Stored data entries
::::
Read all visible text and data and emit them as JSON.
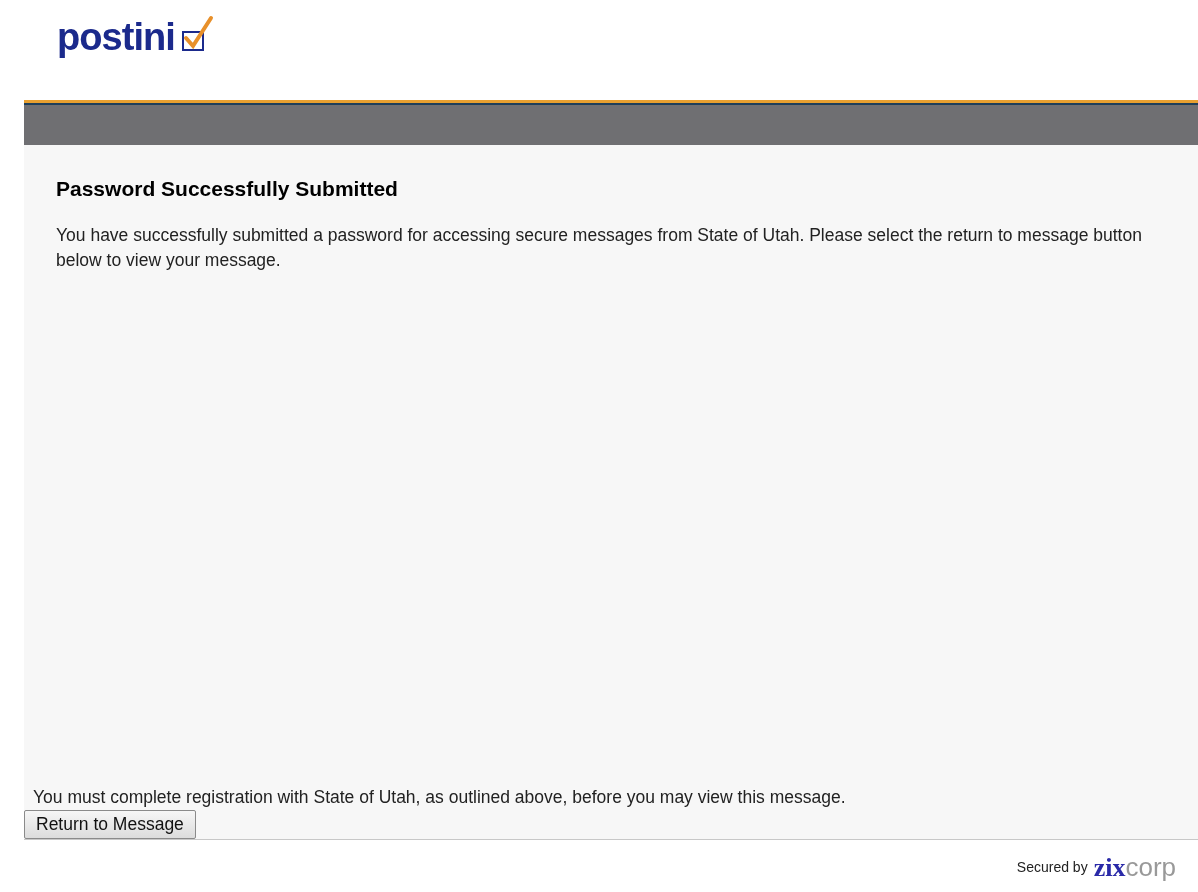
{
  "logo": {
    "name": "postini"
  },
  "heading": "Password Successfully Submitted",
  "message": "You have successfully submitted a password for accessing secure messages from State of Utah. Please select the return to message button below to view your message.",
  "notice": "You must complete registration with State of Utah, as outlined above, before you may view this message.",
  "button": "Return to Message",
  "footer": {
    "secured_by": "Secured by",
    "brand_bold": "zix",
    "brand_light": "corp"
  }
}
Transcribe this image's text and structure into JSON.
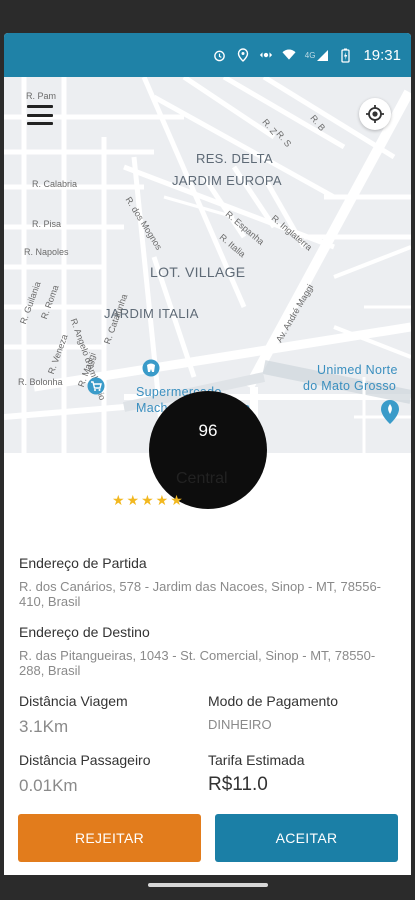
{
  "status_bar": {
    "time": "19:31",
    "network": "4G"
  },
  "map": {
    "labels": {
      "res_delta": "RES. DELTA",
      "jardim_europa": "JARDIM EUROPA",
      "lot_village": "LOT. VILLAGE",
      "jardim_italia": "JARDIM ITALIA",
      "supermercado": "Supermercado",
      "machado_aeroporto": "Machado Aeroporto",
      "unimed": "Unimed Norte",
      "mato_grosso": "do Mato Grosso"
    },
    "streets": {
      "s1": "R. Pam",
      "s2": "R. Calabria",
      "s3": "R. Pisa",
      "s4": "R. Napoles",
      "s5": "R. Guilania",
      "s6": "R. Roma",
      "s7": "R. Veneza",
      "s8": "R. Bolonha",
      "s9": "R. Angelo d'Ambrosio",
      "s10": "R. Catalunha",
      "s11": "R. Maggi",
      "s12": "R. dos Mognos",
      "s13": "R. Espanha",
      "s14": "R. Italia",
      "s15": "R. Inglaterra",
      "s16": "Av. André Maggi",
      "s17": "R. B",
      "s18": "R. S",
      "s19": "R. Z"
    }
  },
  "ride": {
    "badge_number": "96",
    "driver_name": "Central",
    "rating_stars": "★★★★★",
    "rating": 5,
    "pickup_label": "Endereço de Partida",
    "pickup_address": "R. dos Canários, 578 - Jardim das Nacoes, Sinop - MT, 78556-410, Brasil",
    "destination_label": "Endereço de Destino",
    "destination_address": "R. das Pitangueiras, 1043 - St. Comercial, Sinop - MT, 78550-288, Brasil",
    "trip_distance_label": "Distância Viagem",
    "trip_distance_value": "3.1Km",
    "payment_label": "Modo de Pagamento",
    "payment_value": "DINHEIRO",
    "passenger_distance_label": "Distância Passageiro",
    "passenger_distance_value": "0.01Km",
    "fare_label": "Tarifa Estimada",
    "fare_value": "R$11.0"
  },
  "actions": {
    "reject": "REJEITAR",
    "accept": "ACEITAR"
  },
  "colors": {
    "primary": "#1f82a7",
    "reject": "#e27c1c",
    "star": "#f2b820"
  }
}
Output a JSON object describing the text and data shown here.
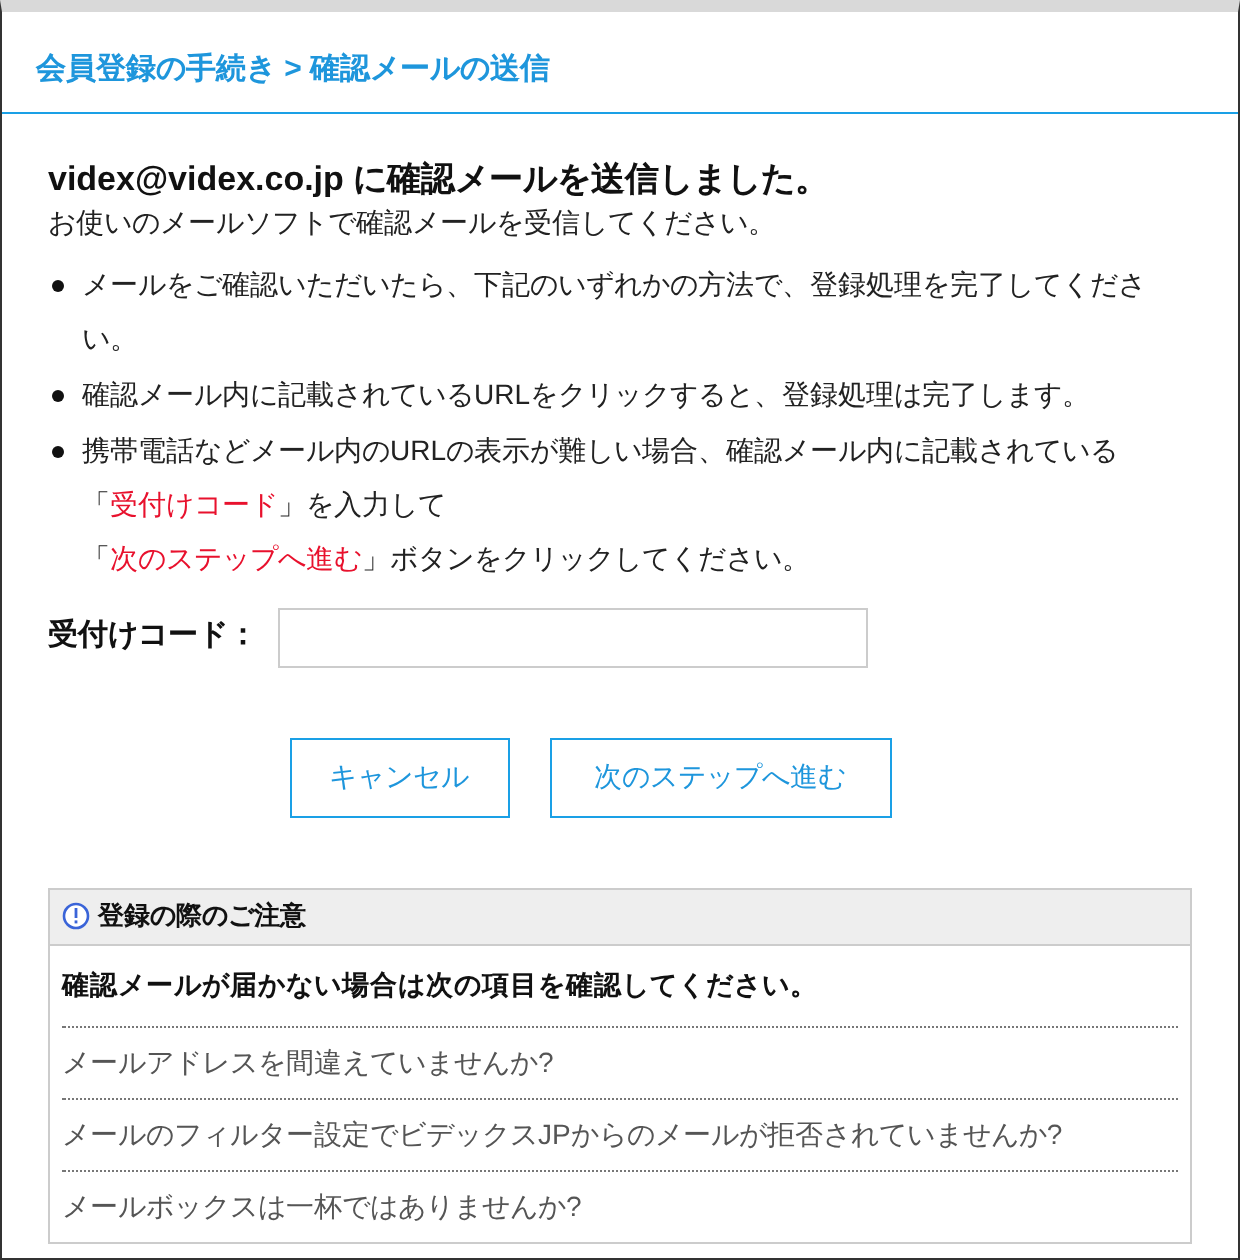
{
  "page_title": "会員登録の手続き > 確認メールの送信",
  "heading": "videx@videx.co.jp に確認メールを送信しました。",
  "subheading": "お使いのメールソフトで確認メールを受信してください。",
  "instructions": [
    {
      "lines": [
        [
          {
            "text": "メールをご確認いただいたら、下記のいずれかの方法で、登録処理を完了してください。",
            "highlight": false
          }
        ]
      ]
    },
    {
      "lines": [
        [
          {
            "text": "確認メール内に記載されているURLをクリックすると、登録処理は完了します。",
            "highlight": false
          }
        ]
      ]
    },
    {
      "lines": [
        [
          {
            "text": "携帯電話などメール内のURLの表示が難しい場合、確認メール内に記載されている",
            "highlight": false
          }
        ],
        [
          {
            "text": "「",
            "highlight": false
          },
          {
            "text": "受付けコード",
            "highlight": true
          },
          {
            "text": "」を入力して",
            "highlight": false
          }
        ],
        [
          {
            "text": "「",
            "highlight": false
          },
          {
            "text": "次のステップへ進む",
            "highlight": true
          },
          {
            "text": "」ボタンをクリックしてください。",
            "highlight": false
          }
        ]
      ]
    }
  ],
  "code_field": {
    "label": "受付けコード："
  },
  "buttons": [
    "キャンセル",
    "次のステップへ進む"
  ],
  "notice": {
    "title": "登録の際のご注意",
    "lead": "確認メールが届かない場合は次の項目を確認してください。",
    "items": [
      "メールアドレスを間違えていませんか?",
      "メールのフィルター設定でビデックスJPからのメールが拒否されていませんか?",
      "メールボックスは一杯ではありませんか?"
    ]
  }
}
::::
(What you need to do): Return all lines of the material above in which the word "Utah" occurs.

(Complete output):
  "message": "You have successfully submitted a password for accessing secure messages from State of Utah. Please select the return to message button below to view your message.",
  "notice": "You must complete registration with State of Utah, as outlined above, before you may view this message.",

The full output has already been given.